To be done: Copy the listing character for character, beginning at its first line and stopping after the line that contains "preset-icon[interactable]: ⇄ xyxy=(1470,125,1479,138)".
***
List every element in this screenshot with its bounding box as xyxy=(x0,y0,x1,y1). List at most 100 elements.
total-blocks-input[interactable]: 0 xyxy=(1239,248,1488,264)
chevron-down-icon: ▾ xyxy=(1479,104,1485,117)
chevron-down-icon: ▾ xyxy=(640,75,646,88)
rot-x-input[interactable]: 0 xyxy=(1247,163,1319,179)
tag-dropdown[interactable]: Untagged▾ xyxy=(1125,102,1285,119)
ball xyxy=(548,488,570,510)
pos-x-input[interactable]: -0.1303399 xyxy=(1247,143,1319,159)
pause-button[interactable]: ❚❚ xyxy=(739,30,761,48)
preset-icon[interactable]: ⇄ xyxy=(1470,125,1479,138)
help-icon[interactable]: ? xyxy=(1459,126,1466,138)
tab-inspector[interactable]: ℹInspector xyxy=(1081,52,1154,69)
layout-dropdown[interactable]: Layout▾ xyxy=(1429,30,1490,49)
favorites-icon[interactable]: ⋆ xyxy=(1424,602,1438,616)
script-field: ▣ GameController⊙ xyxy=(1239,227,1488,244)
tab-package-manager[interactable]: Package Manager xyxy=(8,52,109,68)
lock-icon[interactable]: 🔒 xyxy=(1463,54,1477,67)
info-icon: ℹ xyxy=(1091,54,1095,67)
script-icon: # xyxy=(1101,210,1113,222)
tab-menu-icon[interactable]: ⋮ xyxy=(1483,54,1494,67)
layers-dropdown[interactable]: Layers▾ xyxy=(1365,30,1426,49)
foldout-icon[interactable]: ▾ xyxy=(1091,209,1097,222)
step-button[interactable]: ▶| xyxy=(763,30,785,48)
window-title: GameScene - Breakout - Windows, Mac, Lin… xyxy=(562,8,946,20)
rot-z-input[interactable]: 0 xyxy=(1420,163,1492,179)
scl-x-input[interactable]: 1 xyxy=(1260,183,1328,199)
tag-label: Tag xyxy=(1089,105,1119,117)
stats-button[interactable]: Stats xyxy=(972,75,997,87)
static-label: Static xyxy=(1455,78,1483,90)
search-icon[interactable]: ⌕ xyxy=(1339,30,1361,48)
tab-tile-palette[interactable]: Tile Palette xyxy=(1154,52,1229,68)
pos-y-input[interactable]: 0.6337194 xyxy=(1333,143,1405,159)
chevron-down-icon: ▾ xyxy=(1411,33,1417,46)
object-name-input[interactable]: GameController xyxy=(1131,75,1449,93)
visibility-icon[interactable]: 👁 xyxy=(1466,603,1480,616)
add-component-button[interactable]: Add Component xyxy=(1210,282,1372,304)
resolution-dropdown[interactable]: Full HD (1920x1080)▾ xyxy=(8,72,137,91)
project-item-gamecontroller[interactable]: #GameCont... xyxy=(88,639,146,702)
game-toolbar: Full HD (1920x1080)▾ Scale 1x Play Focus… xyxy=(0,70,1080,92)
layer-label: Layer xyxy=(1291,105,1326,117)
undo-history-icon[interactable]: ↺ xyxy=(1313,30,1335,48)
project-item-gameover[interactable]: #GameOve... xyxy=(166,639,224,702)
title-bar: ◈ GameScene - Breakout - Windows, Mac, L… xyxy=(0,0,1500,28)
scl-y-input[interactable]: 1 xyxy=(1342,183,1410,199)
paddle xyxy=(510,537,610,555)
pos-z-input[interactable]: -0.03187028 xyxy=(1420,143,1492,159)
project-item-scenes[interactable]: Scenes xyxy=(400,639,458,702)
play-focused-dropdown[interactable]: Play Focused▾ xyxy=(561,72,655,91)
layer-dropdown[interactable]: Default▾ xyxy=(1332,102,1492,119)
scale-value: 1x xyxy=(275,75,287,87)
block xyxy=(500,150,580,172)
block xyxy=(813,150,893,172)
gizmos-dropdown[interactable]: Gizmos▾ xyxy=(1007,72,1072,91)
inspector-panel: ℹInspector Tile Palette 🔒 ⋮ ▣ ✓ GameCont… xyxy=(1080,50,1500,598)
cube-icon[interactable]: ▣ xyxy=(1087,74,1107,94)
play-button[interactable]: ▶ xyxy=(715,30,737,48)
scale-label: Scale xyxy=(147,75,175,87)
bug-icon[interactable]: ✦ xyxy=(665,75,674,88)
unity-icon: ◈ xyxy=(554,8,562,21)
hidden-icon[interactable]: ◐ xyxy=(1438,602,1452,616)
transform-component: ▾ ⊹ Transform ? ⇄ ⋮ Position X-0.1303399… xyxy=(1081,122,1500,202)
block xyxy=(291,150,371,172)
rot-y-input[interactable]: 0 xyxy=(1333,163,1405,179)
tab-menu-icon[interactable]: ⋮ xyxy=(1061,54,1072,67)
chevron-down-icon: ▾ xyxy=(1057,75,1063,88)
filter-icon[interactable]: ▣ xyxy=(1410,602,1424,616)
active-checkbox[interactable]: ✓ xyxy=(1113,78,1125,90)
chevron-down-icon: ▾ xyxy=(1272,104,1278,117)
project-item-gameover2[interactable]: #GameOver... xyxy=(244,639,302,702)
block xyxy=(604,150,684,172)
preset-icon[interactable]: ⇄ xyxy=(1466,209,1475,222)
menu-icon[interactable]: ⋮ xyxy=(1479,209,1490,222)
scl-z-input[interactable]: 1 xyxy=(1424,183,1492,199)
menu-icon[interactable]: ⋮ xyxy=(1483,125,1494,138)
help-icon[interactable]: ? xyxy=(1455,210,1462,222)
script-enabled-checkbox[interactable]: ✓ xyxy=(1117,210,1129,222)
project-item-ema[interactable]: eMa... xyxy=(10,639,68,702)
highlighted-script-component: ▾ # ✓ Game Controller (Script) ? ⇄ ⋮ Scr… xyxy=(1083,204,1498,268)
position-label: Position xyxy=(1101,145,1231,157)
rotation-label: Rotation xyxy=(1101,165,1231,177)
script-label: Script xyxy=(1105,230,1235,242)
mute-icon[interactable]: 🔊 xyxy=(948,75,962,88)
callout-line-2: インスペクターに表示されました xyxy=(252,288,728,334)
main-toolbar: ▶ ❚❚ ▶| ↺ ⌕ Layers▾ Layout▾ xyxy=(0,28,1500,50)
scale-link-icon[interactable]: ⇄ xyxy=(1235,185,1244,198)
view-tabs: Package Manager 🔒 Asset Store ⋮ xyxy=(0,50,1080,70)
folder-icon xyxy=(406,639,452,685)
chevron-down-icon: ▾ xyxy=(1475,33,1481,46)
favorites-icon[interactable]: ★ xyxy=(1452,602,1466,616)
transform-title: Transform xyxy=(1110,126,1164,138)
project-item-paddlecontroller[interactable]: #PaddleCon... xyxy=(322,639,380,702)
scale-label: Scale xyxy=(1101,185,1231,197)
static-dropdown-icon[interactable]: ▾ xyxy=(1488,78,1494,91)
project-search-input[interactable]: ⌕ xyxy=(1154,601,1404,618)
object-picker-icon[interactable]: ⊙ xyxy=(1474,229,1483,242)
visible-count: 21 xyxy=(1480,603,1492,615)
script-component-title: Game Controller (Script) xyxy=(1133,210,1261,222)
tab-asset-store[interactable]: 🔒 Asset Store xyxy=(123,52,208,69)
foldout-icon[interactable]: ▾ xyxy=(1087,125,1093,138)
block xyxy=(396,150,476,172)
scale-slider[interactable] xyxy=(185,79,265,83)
***
Answer for this exercise:
List every element in this screenshot with its bounding box as xyxy=(x0,y0,x1,y1). List at most 100 elements.
total-blocks-input[interactable]: 0 xyxy=(1239,248,1488,264)
chevron-down-icon: ▾ xyxy=(1479,104,1485,117)
chevron-down-icon: ▾ xyxy=(640,75,646,88)
rot-x-input[interactable]: 0 xyxy=(1247,163,1319,179)
tag-dropdown[interactable]: Untagged▾ xyxy=(1125,102,1285,119)
ball xyxy=(548,488,570,510)
pos-x-input[interactable]: -0.1303399 xyxy=(1247,143,1319,159)
pause-button[interactable]: ❚❚ xyxy=(739,30,761,48)
preset-icon[interactable]: ⇄ xyxy=(1470,125,1479,138)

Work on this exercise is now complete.